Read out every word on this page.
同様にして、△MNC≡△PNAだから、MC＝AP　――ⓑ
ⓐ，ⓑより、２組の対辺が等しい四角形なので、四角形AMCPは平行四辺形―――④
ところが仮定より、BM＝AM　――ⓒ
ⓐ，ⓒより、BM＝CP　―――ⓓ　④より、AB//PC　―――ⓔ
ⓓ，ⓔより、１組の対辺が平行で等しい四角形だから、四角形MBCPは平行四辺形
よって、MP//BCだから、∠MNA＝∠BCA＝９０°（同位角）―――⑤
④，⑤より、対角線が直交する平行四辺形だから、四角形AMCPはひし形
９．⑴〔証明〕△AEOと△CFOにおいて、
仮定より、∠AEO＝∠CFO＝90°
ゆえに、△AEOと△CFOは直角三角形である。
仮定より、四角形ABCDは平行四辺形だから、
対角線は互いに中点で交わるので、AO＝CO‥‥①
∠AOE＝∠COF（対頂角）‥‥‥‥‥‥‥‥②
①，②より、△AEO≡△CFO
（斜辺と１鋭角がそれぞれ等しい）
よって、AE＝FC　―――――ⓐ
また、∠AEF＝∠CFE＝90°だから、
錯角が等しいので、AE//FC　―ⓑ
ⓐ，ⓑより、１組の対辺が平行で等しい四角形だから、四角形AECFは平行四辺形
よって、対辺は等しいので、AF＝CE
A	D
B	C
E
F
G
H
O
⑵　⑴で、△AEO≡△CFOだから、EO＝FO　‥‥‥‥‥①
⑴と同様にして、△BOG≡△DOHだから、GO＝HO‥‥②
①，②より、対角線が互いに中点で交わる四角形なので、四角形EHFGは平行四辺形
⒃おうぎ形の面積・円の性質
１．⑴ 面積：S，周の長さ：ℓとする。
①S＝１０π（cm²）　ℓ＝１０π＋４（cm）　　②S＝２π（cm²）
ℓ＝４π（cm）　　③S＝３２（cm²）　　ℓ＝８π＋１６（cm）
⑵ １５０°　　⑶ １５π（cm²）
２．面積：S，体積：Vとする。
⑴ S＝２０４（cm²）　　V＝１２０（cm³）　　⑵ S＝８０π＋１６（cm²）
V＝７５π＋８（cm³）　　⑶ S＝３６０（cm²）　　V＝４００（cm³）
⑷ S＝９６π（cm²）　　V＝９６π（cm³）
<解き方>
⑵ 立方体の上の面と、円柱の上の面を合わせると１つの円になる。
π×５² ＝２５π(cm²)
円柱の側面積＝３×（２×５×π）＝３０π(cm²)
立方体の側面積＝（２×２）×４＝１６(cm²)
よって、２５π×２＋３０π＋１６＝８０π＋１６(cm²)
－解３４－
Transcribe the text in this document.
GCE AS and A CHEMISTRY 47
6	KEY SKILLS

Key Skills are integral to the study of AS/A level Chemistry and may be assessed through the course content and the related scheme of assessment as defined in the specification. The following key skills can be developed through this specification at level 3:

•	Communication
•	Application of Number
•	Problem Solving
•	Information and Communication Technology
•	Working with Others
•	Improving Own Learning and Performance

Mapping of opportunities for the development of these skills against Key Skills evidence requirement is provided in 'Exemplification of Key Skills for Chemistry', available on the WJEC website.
——————————
*PROMPT*
Every line that holds the string "this" should be returned.

*EXERCISE RESPONSE*
Read out every word on this page.
Transcribe the text in this document.
Key Skills are integral to the study of AS/A level Chemistry and may be assessed through the course content and the related scheme of assessment as defined in the specification. The following key skills can be developed through this specification at level 3:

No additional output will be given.